*DIRECTIONS FOR THIS TASK*
From the records below, copy the lines that include "oder".

________________________

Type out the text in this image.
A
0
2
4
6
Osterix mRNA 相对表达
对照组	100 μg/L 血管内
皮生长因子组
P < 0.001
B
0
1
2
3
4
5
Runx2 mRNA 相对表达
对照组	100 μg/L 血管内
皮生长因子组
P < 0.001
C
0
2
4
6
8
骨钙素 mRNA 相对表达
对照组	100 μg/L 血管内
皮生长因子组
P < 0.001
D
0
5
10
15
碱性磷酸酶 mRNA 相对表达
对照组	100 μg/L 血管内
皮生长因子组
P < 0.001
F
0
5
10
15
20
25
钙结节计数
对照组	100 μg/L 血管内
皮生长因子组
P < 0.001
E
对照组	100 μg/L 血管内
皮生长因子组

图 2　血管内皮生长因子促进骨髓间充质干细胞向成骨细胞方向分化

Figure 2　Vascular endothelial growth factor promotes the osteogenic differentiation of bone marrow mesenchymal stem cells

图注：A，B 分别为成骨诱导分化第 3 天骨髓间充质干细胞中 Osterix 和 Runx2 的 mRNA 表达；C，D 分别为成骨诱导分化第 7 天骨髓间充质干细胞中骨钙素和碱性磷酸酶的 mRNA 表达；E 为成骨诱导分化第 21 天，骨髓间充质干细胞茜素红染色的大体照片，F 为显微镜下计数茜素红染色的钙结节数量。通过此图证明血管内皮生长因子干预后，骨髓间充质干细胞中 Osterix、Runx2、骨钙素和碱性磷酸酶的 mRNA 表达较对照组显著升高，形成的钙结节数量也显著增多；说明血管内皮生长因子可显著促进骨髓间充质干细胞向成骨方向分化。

________________________

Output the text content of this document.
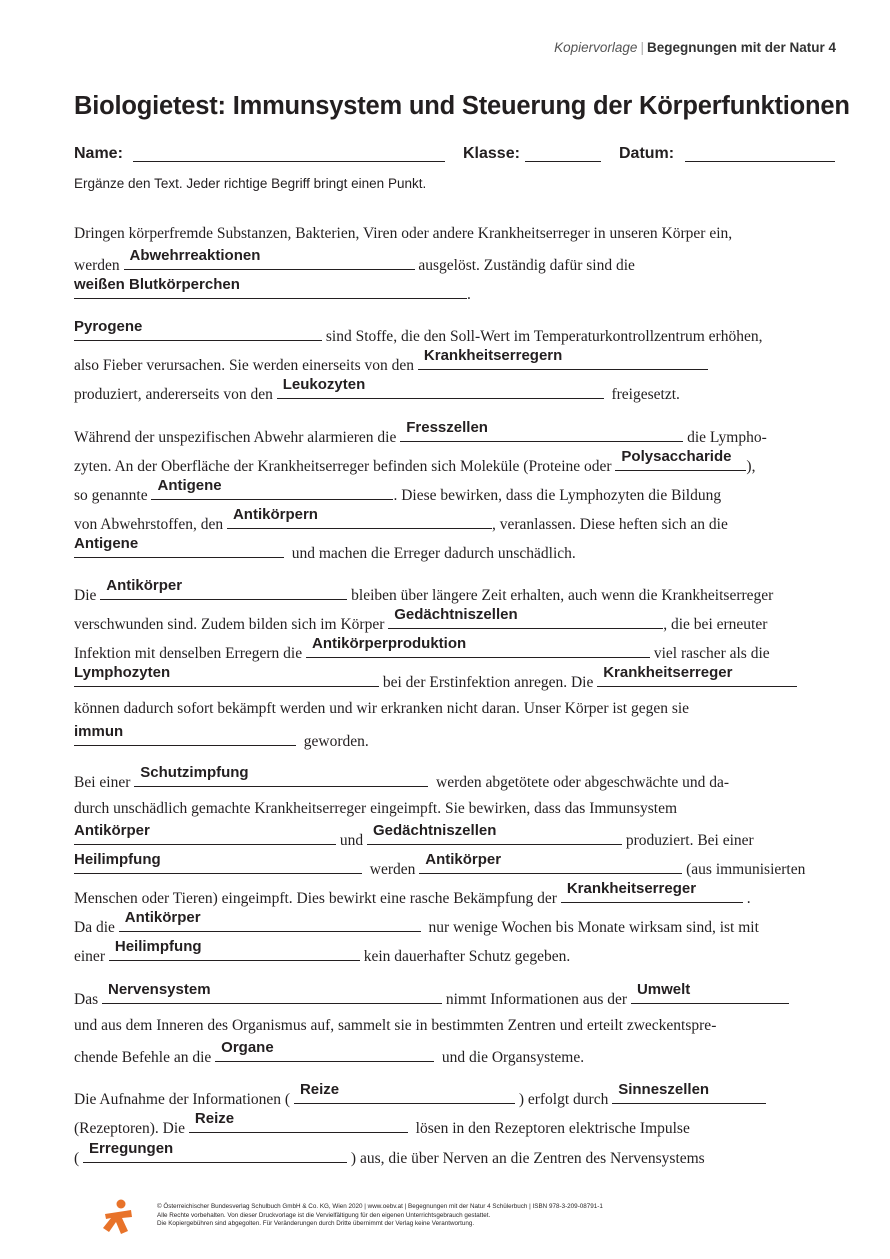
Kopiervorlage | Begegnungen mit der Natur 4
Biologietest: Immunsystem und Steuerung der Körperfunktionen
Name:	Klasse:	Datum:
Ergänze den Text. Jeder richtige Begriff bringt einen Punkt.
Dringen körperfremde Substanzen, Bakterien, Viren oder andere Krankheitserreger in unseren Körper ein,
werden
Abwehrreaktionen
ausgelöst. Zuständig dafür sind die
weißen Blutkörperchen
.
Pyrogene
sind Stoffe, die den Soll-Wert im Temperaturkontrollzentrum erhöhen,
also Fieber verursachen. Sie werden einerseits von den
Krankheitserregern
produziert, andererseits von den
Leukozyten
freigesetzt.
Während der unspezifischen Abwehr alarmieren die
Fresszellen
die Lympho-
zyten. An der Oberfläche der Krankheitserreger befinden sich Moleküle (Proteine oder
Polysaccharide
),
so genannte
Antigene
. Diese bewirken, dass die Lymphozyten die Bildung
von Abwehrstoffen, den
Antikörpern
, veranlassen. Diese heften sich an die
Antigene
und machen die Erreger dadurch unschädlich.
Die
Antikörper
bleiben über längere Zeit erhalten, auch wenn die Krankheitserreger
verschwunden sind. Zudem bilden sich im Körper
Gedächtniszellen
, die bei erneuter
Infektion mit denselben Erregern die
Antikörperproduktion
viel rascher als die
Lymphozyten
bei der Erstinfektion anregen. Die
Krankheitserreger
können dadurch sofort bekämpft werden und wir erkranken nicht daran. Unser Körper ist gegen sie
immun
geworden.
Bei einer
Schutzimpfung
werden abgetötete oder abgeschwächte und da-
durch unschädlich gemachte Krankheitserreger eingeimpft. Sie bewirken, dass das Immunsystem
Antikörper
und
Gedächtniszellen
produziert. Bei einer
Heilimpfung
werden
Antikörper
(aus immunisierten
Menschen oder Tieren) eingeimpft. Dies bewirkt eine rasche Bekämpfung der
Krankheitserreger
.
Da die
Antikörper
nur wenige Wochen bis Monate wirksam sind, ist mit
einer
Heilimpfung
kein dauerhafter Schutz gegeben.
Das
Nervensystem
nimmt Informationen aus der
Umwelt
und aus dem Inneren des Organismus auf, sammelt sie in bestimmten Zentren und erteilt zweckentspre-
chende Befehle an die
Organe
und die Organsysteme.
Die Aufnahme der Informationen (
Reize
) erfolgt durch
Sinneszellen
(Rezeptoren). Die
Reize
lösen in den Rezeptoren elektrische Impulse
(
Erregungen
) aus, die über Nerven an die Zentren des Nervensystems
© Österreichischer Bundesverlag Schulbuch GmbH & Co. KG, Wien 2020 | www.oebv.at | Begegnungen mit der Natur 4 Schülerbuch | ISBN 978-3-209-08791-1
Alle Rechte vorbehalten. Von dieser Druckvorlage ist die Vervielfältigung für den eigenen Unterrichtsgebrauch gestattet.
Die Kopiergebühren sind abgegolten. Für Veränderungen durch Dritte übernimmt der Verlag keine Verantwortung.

________________________

*SOLUTION TO THIS TASK*
Dringen körperfremde Substanzen, Bakterien, Viren oder andere Krankheitserreger in unseren Körper ein,
zyten. An der Oberfläche der Krankheitserreger befinden sich Moleküle (Proteine oder
werden abgetötete oder abgeschwächte und da-
Menschen oder Tieren) eingeimpft. Dies bewirkt eine rasche Bekämpfung der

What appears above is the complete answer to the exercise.